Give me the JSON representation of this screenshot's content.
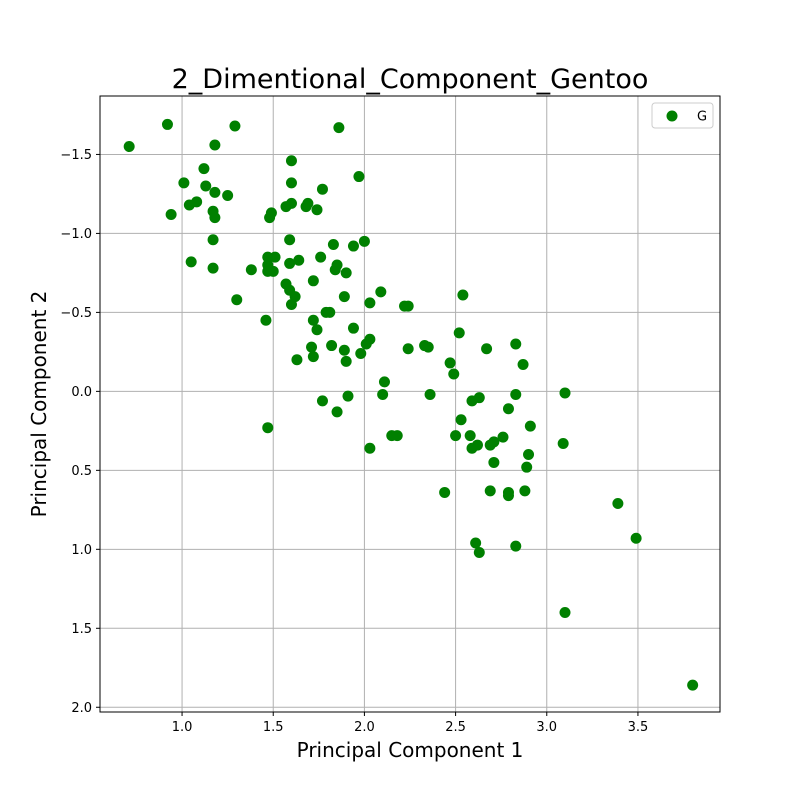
{
  "chart_data": {
    "type": "scatter",
    "title": "2_Dimentional_Component_Gentoo",
    "xlabel": "Principal Component 1",
    "ylabel": "Principal Component 2",
    "xlim": [
      0.55,
      3.95
    ],
    "ylim": [
      -1.87,
      2.03
    ],
    "y_inverted": true,
    "grid": true,
    "legend_position": "top-right",
    "x_ticks": [
      1.0,
      1.5,
      2.0,
      2.5,
      3.0,
      3.5
    ],
    "x_tick_labels": [
      "1.0",
      "1.5",
      "2.0",
      "2.5",
      "3.0",
      "3.5"
    ],
    "y_ticks": [
      -1.5,
      -1.0,
      -0.5,
      0.0,
      0.5,
      1.0,
      1.5,
      2.0
    ],
    "y_tick_labels": [
      "−1.5",
      "−1.0",
      "−0.5",
      "0.0",
      "0.5",
      "1.0",
      "1.5",
      "2.0"
    ],
    "series": [
      {
        "name": "G",
        "color": "#008000",
        "points": [
          [
            0.71,
            -1.55
          ],
          [
            0.92,
            -1.69
          ],
          [
            1.29,
            -1.68
          ],
          [
            1.86,
            -1.67
          ],
          [
            1.18,
            -1.56
          ],
          [
            1.6,
            -1.46
          ],
          [
            1.12,
            -1.41
          ],
          [
            1.97,
            -1.36
          ],
          [
            1.01,
            -1.32
          ],
          [
            1.6,
            -1.32
          ],
          [
            1.13,
            -1.3
          ],
          [
            1.77,
            -1.28
          ],
          [
            1.18,
            -1.26
          ],
          [
            1.25,
            -1.24
          ],
          [
            1.08,
            -1.2
          ],
          [
            1.04,
            -1.18
          ],
          [
            1.6,
            -1.19
          ],
          [
            1.69,
            -1.19
          ],
          [
            1.57,
            -1.17
          ],
          [
            1.68,
            -1.17
          ],
          [
            1.74,
            -1.15
          ],
          [
            0.94,
            -1.12
          ],
          [
            1.17,
            -1.14
          ],
          [
            1.49,
            -1.13
          ],
          [
            1.48,
            -1.1
          ],
          [
            1.18,
            -1.1
          ],
          [
            1.17,
            -0.96
          ],
          [
            1.59,
            -0.96
          ],
          [
            2.0,
            -0.95
          ],
          [
            1.83,
            -0.93
          ],
          [
            1.94,
            -0.92
          ],
          [
            1.47,
            -0.85
          ],
          [
            1.51,
            -0.85
          ],
          [
            1.76,
            -0.85
          ],
          [
            1.05,
            -0.82
          ],
          [
            1.64,
            -0.83
          ],
          [
            1.59,
            -0.81
          ],
          [
            1.47,
            -0.8
          ],
          [
            1.85,
            -0.8
          ],
          [
            1.17,
            -0.78
          ],
          [
            1.38,
            -0.77
          ],
          [
            1.47,
            -0.76
          ],
          [
            1.5,
            -0.76
          ],
          [
            1.84,
            -0.77
          ],
          [
            1.9,
            -0.75
          ],
          [
            1.72,
            -0.7
          ],
          [
            1.57,
            -0.68
          ],
          [
            1.59,
            -0.64
          ],
          [
            2.09,
            -0.63
          ],
          [
            1.62,
            -0.6
          ],
          [
            1.89,
            -0.6
          ],
          [
            2.54,
            -0.61
          ],
          [
            1.3,
            -0.58
          ],
          [
            2.03,
            -0.56
          ],
          [
            1.6,
            -0.55
          ],
          [
            2.22,
            -0.54
          ],
          [
            2.24,
            -0.54
          ],
          [
            1.79,
            -0.5
          ],
          [
            1.81,
            -0.5
          ],
          [
            1.46,
            -0.45
          ],
          [
            1.72,
            -0.45
          ],
          [
            1.74,
            -0.39
          ],
          [
            1.94,
            -0.4
          ],
          [
            2.52,
            -0.37
          ],
          [
            2.03,
            -0.33
          ],
          [
            2.01,
            -0.3
          ],
          [
            2.83,
            -0.3
          ],
          [
            1.71,
            -0.28
          ],
          [
            1.82,
            -0.29
          ],
          [
            2.33,
            -0.29
          ],
          [
            2.35,
            -0.28
          ],
          [
            1.89,
            -0.26
          ],
          [
            2.24,
            -0.27
          ],
          [
            2.67,
            -0.27
          ],
          [
            1.98,
            -0.24
          ],
          [
            1.72,
            -0.22
          ],
          [
            1.63,
            -0.2
          ],
          [
            1.9,
            -0.19
          ],
          [
            2.47,
            -0.18
          ],
          [
            2.87,
            -0.17
          ],
          [
            2.49,
            -0.11
          ],
          [
            2.11,
            -0.06
          ],
          [
            2.1,
            0.02
          ],
          [
            2.36,
            0.02
          ],
          [
            2.83,
            0.02
          ],
          [
            3.1,
            0.01
          ],
          [
            1.77,
            0.06
          ],
          [
            1.91,
            0.03
          ],
          [
            2.63,
            0.04
          ],
          [
            2.59,
            0.06
          ],
          [
            2.79,
            0.11
          ],
          [
            1.85,
            0.13
          ],
          [
            2.53,
            0.18
          ],
          [
            2.91,
            0.22
          ],
          [
            1.47,
            0.23
          ],
          [
            2.5,
            0.28
          ],
          [
            2.15,
            0.28
          ],
          [
            2.18,
            0.28
          ],
          [
            2.58,
            0.28
          ],
          [
            2.76,
            0.29
          ],
          [
            2.71,
            0.32
          ],
          [
            2.69,
            0.34
          ],
          [
            2.62,
            0.34
          ],
          [
            2.59,
            0.36
          ],
          [
            2.03,
            0.36
          ],
          [
            3.09,
            0.33
          ],
          [
            2.9,
            0.4
          ],
          [
            2.71,
            0.45
          ],
          [
            2.89,
            0.48
          ],
          [
            2.44,
            0.64
          ],
          [
            2.69,
            0.63
          ],
          [
            2.79,
            0.64
          ],
          [
            2.79,
            0.66
          ],
          [
            2.88,
            0.63
          ],
          [
            3.39,
            0.71
          ],
          [
            3.49,
            0.93
          ],
          [
            2.61,
            0.96
          ],
          [
            2.63,
            1.02
          ],
          [
            2.83,
            0.98
          ],
          [
            3.1,
            1.4
          ],
          [
            3.8,
            1.86
          ]
        ]
      }
    ]
  }
}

++++++++++

--- Task to carry out ---
Check the data for the word "Principal" and pull out the lines that have it.

--- Exercise response ---
    "xlabel": "Principal Component 1",
    "ylabel": "Principal Component 2",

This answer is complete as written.